Problem to work on: Go line by line through the entries below and copy those containing the string "hashtag".

The data:
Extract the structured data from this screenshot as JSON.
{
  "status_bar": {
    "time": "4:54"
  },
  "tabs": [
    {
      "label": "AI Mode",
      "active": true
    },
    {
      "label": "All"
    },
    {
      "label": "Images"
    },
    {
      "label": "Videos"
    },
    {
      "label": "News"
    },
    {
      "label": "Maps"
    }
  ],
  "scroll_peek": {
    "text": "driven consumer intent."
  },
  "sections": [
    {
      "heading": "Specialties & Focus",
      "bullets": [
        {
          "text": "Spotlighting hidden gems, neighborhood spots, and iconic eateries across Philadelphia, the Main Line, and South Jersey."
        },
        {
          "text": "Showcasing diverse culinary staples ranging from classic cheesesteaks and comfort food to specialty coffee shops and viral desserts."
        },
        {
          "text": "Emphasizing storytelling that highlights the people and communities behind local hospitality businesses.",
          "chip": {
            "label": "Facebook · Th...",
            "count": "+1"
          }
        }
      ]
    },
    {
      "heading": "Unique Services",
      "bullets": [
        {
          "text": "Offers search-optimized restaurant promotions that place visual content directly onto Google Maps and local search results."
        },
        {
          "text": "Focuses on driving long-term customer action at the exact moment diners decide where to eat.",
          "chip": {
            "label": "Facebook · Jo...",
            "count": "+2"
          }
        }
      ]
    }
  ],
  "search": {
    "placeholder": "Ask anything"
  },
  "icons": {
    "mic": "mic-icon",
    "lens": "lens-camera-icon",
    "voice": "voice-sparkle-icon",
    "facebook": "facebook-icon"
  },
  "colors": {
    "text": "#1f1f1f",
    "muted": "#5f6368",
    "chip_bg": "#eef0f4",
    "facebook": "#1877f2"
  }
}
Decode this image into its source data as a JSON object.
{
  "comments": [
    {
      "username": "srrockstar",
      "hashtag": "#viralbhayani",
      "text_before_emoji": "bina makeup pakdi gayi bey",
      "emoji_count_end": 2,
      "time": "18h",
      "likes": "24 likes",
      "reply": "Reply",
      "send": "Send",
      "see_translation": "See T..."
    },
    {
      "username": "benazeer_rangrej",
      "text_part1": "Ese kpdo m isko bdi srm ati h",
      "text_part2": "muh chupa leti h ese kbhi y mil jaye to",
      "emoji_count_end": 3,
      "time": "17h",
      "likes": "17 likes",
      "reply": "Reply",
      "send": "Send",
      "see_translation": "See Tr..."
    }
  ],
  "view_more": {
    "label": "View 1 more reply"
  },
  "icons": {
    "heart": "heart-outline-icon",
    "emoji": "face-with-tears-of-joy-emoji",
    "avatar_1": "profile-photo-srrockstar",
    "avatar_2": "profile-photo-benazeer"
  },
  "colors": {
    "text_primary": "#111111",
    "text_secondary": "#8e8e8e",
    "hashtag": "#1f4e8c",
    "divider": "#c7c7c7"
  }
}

Exercise output:
      "hashtag": "#viralbhayani",
    "hashtag": "#1f4e8c",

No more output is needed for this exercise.